- [INPUT DATA]
>>>
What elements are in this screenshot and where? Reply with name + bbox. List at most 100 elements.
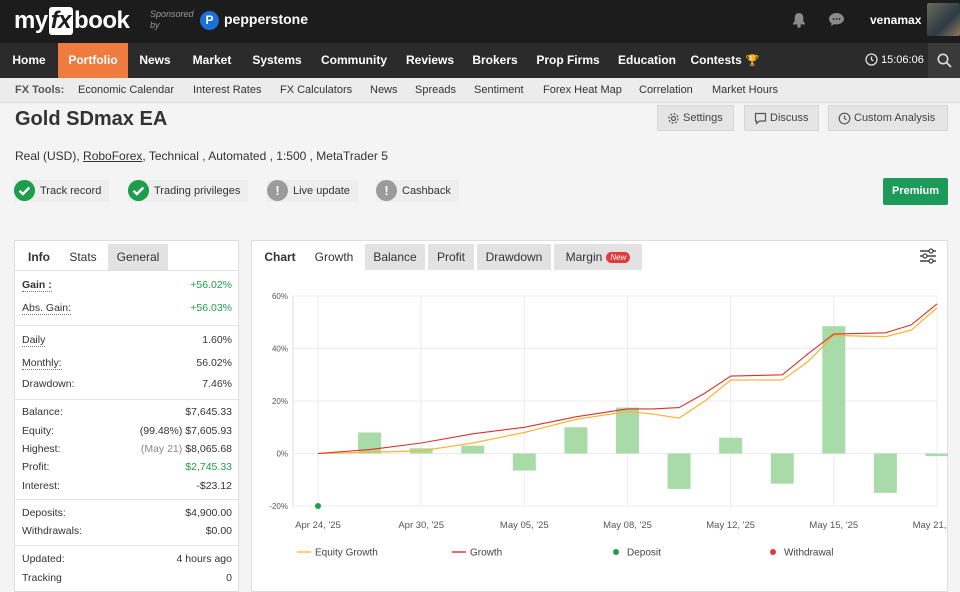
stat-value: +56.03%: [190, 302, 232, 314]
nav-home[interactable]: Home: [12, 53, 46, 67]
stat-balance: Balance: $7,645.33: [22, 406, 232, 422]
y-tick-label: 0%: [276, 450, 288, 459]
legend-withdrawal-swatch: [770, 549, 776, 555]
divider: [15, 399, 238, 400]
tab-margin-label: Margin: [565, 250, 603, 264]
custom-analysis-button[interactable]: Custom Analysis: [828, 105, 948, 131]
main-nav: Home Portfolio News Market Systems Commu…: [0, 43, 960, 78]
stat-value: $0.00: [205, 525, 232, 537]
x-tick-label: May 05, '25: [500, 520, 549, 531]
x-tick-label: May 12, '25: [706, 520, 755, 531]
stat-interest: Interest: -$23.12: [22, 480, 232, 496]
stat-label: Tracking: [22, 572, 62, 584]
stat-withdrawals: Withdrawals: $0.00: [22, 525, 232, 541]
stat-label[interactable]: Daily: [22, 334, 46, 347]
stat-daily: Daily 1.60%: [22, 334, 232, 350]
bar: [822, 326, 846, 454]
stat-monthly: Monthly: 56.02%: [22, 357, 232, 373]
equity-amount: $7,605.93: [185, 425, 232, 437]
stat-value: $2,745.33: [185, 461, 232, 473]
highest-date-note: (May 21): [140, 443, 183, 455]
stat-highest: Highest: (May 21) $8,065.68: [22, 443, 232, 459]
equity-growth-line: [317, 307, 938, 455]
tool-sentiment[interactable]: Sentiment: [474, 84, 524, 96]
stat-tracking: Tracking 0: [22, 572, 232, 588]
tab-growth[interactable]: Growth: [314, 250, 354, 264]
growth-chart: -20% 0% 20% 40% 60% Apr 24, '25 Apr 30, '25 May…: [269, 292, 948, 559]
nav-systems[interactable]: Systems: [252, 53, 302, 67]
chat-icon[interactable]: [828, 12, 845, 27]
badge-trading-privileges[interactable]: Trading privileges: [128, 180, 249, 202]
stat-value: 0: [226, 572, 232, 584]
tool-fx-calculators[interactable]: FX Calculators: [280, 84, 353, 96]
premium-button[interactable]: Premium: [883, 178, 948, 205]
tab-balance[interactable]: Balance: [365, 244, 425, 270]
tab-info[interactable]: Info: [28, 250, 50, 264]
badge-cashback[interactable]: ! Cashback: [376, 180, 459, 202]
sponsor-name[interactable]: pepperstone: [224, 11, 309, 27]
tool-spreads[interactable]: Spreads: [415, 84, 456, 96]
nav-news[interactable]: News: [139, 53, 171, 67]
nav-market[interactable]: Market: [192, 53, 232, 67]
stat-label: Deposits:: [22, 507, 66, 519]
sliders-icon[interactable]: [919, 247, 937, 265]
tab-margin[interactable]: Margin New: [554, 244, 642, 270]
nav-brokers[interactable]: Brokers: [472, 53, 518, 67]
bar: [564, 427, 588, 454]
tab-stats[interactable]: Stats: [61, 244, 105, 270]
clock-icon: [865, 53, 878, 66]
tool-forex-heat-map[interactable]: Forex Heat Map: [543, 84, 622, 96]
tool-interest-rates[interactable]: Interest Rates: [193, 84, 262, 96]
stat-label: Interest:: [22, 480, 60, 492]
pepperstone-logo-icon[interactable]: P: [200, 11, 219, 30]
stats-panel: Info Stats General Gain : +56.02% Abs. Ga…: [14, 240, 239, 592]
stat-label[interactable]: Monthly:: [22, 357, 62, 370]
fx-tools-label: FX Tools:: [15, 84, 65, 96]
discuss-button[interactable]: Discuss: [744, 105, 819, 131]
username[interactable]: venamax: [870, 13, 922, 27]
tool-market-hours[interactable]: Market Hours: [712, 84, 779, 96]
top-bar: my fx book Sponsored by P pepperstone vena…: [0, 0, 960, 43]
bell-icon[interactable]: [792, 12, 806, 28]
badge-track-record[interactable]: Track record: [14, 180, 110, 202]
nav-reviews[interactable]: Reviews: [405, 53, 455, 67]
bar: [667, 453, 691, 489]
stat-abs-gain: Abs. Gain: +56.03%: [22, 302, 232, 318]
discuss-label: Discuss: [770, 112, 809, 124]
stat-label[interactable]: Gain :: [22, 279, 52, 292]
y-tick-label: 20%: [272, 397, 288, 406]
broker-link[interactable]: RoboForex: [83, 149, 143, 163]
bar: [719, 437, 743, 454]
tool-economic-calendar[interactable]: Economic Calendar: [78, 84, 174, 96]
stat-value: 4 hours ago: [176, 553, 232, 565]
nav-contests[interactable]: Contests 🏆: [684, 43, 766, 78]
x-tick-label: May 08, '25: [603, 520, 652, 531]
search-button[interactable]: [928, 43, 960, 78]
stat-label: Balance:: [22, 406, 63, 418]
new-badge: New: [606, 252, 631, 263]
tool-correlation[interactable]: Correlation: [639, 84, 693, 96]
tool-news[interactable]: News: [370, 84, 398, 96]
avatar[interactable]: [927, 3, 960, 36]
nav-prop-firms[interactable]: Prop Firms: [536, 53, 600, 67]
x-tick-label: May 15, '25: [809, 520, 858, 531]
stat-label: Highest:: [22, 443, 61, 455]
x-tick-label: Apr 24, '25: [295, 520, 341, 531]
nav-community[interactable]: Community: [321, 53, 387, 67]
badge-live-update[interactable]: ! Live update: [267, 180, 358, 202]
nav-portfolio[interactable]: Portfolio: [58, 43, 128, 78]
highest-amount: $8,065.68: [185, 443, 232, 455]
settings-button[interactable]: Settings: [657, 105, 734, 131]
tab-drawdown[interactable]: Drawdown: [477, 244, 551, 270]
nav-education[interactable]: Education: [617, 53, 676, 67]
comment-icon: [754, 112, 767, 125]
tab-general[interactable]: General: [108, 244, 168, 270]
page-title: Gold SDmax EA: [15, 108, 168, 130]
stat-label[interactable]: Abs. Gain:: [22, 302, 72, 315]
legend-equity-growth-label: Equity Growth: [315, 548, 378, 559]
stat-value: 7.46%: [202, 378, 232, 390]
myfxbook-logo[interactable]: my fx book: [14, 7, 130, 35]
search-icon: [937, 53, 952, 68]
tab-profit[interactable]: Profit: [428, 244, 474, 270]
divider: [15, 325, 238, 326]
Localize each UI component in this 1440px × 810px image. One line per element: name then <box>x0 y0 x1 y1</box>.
<<<
- [GOAL OF THE EXERCISE]
Copy out all of the lines above word for word, leaving out the pictures.

- [RESULT BELOW]
What elements are in this screenshot and where? Reply with name + bbox. List at most 100 elements.
stat-value: +56.03%: [190, 302, 232, 314]
nav-home[interactable]: Home: [12, 53, 46, 67]
stat-balance: Balance: $7,645.33: [22, 406, 232, 422]
y-tick-label: 0%: [276, 450, 288, 459]
legend-withdrawal-swatch: [770, 549, 776, 555]
divider: [15, 399, 238, 400]
tab-margin-label: Margin: [565, 250, 603, 264]
custom-analysis-button[interactable]: Custom Analysis: [828, 105, 948, 131]
main-nav: Home Portfolio News Market Systems Commu…: [0, 43, 960, 78]
stat-value: $0.00: [205, 525, 232, 537]
x-tick-label: May 05, '25: [500, 520, 549, 531]
x-tick-label: May 12, '25: [706, 520, 755, 531]
stat-interest: Interest: -$23.12: [22, 480, 232, 496]
stat-label: Tracking: [22, 572, 62, 584]
stat-withdrawals: Withdrawals: $0.00: [22, 525, 232, 541]
stat-label[interactable]: Daily: [22, 334, 46, 347]
stat-daily: Daily 1.60%: [22, 334, 232, 350]
bar: [822, 326, 846, 454]
stat-monthly: Monthly: 56.02%: [22, 357, 232, 373]
equity-amount: $7,605.93: [185, 425, 232, 437]
stat-value: $2,745.33: [185, 461, 232, 473]
highest-date-note: (May 21): [140, 443, 183, 455]
stat-highest: Highest: (May 21) $8,065.68: [22, 443, 232, 459]
equity-growth-line: [317, 307, 938, 455]
tool-sentiment[interactable]: Sentiment: [474, 84, 524, 96]
stat-tracking: Tracking 0: [22, 572, 232, 588]
tab-growth[interactable]: Growth: [314, 250, 354, 264]
growth-chart: -20% 0% 20% 40% 60% Apr 24, '25 Apr 30, '25 May…: [269, 292, 948, 559]
nav-systems[interactable]: Systems: [252, 53, 302, 67]
chat-icon[interactable]: [828, 12, 845, 27]
badge-trading-privileges[interactable]: Trading privileges: [128, 180, 249, 202]
stat-value: 0: [226, 572, 232, 584]
tool-fx-calculators[interactable]: FX Calculators: [280, 84, 353, 96]
premium-button[interactable]: Premium: [883, 178, 948, 205]
tab-balance[interactable]: Balance: [365, 244, 425, 270]
tab-info[interactable]: Info: [28, 250, 50, 264]
badge-cashback[interactable]: ! Cashback: [376, 180, 459, 202]
sponsor-name[interactable]: pepperstone: [224, 11, 309, 27]
tool-spreads[interactable]: Spreads: [415, 84, 456, 96]
nav-news[interactable]: News: [139, 53, 171, 67]
nav-market[interactable]: Market: [192, 53, 232, 67]
stat-label: Deposits:: [22, 507, 66, 519]
sliders-icon[interactable]: [919, 247, 937, 265]
tab-margin[interactable]: Margin New: [554, 244, 642, 270]
nav-brokers[interactable]: Brokers: [472, 53, 518, 67]
bar: [564, 427, 588, 454]
tab-stats[interactable]: Stats: [61, 244, 105, 270]
clock-icon: [865, 53, 878, 66]
tool-forex-heat-map[interactable]: Forex Heat Map: [543, 84, 622, 96]
tool-interest-rates[interactable]: Interest Rates: [193, 84, 262, 96]
stat-label: Interest:: [22, 480, 60, 492]
pepperstone-logo-icon[interactable]: P: [200, 11, 219, 30]
stats-panel: Info Stats General Gain : +56.02% Abs. Ga…: [14, 240, 239, 592]
stat-label[interactable]: Monthly:: [22, 357, 62, 370]
fx-tools-label: FX Tools:: [15, 84, 65, 96]
discuss-button[interactable]: Discuss: [744, 105, 819, 131]
username[interactable]: venamax: [870, 13, 922, 27]
tool-market-hours[interactable]: Market Hours: [712, 84, 779, 96]
top-bar: my fx book Sponsored by P pepperstone vena…: [0, 0, 960, 43]
bell-icon[interactable]: [792, 12, 806, 28]
badge-track-record[interactable]: Track record: [14, 180, 110, 202]
nav-reviews[interactable]: Reviews: [405, 53, 455, 67]
bar: [667, 453, 691, 489]
stat-abs-gain: Abs. Gain: +56.03%: [22, 302, 232, 318]
discuss-label: Discuss: [770, 112, 809, 124]
stat-label[interactable]: Gain :: [22, 279, 52, 292]
y-tick-label: 20%: [272, 397, 288, 406]
broker-link[interactable]: RoboForex: [83, 149, 143, 163]
bar: [719, 437, 743, 454]
tool-economic-calendar[interactable]: Economic Calendar: [78, 84, 174, 96]
stat-value: 4 hours ago: [176, 553, 232, 565]
nav-contests[interactable]: Contests 🏆: [684, 43, 766, 78]
x-tick-label: May 08, '25: [603, 520, 652, 531]
search-button[interactable]: [928, 43, 960, 78]
stat-label: Balance:: [22, 406, 63, 418]
new-badge: New: [606, 252, 631, 263]
tool-correlation[interactable]: Correlation: [639, 84, 693, 96]
tool-news[interactable]: News: [370, 84, 398, 96]
avatar[interactable]: [927, 3, 960, 36]
nav-prop-firms[interactable]: Prop Firms: [536, 53, 600, 67]
x-tick-label: May 15, '25: [809, 520, 858, 531]
stat-label: Highest:: [22, 443, 61, 455]
x-tick-label: Apr 24, '25: [295, 520, 341, 531]
nav-community[interactable]: Community: [321, 53, 387, 67]
badge-live-update[interactable]: ! Live update: [267, 180, 358, 202]
nav-portfolio[interactable]: Portfolio: [58, 43, 128, 78]
highest-amount: $8,065.68: [185, 443, 232, 455]
settings-button[interactable]: Settings: [657, 105, 734, 131]
tab-drawdown[interactable]: Drawdown: [477, 244, 551, 270]
nav-education[interactable]: Education: [617, 53, 676, 67]
comment-icon: [754, 112, 767, 125]
tab-general[interactable]: General: [108, 244, 168, 270]
page-title: Gold SDmax EA: [15, 108, 168, 130]
stat-label[interactable]: Abs. Gain:: [22, 302, 72, 315]
legend-equity-growth-label: Equity Growth: [315, 548, 378, 559]
stat-value: 7.46%: [202, 378, 232, 390]
myfxbook-logo[interactable]: my fx book: [14, 7, 130, 35]
search-icon: [937, 53, 952, 68]
tab-profit[interactable]: Profit: [428, 244, 474, 270]
divider: [15, 325, 238, 326]
Localize each UI component in this 1440px × 810px image. One line per element: name then <box>x0 y0 x1 y1</box>.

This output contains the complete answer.